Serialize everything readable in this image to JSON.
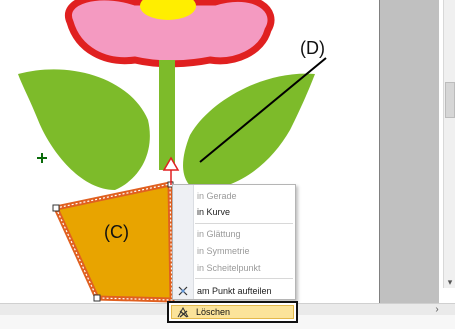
{
  "labels": {
    "c": "(C)",
    "d": "(D)"
  },
  "context_menu": {
    "items": [
      {
        "label": "in Gerade",
        "enabled": false
      },
      {
        "label": "in Kurve",
        "enabled": true
      },
      {
        "label": "in Glättung",
        "enabled": false
      },
      {
        "label": "in Symmetrie",
        "enabled": false
      },
      {
        "label": "in Scheitelpunkt",
        "enabled": false
      },
      {
        "label": "am Punkt aufteilen",
        "enabled": true,
        "icon": "split-point-icon"
      }
    ],
    "highlighted": {
      "label": "Löschen",
      "icon": "delete-point-icon"
    }
  },
  "colors": {
    "petal": "#f49ac1",
    "petal_outline": "#e02020",
    "flower_center": "#ffee00",
    "leaf": "#7dbb2a",
    "pot": "#e8a400",
    "pot_outline": "#e06020",
    "menu_highlight": "#fbe39a"
  },
  "icons": {
    "crosshair": "plus-crosshair-icon",
    "scroll_down": "chevron-down-icon",
    "scroll_right": "chevron-right-icon"
  }
}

### WHAT YOU WILL DO
Go through the data above and transcribe it in full, omitting any image.

### SOLUTION FOR THIS PROBLEM
Serialize everything readable in this image to JSON.
{
  "labels": {
    "c": "(C)",
    "d": "(D)"
  },
  "context_menu": {
    "items": [
      {
        "label": "in Gerade",
        "enabled": false
      },
      {
        "label": "in Kurve",
        "enabled": true
      },
      {
        "label": "in Glättung",
        "enabled": false
      },
      {
        "label": "in Symmetrie",
        "enabled": false
      },
      {
        "label": "in Scheitelpunkt",
        "enabled": false
      },
      {
        "label": "am Punkt aufteilen",
        "enabled": true,
        "icon": "split-point-icon"
      }
    ],
    "highlighted": {
      "label": "Löschen",
      "icon": "delete-point-icon"
    }
  },
  "colors": {
    "petal": "#f49ac1",
    "petal_outline": "#e02020",
    "flower_center": "#ffee00",
    "leaf": "#7dbb2a",
    "pot": "#e8a400",
    "pot_outline": "#e06020",
    "menu_highlight": "#fbe39a"
  },
  "icons": {
    "crosshair": "plus-crosshair-icon",
    "scroll_down": "chevron-down-icon",
    "scroll_right": "chevron-right-icon"
  }
}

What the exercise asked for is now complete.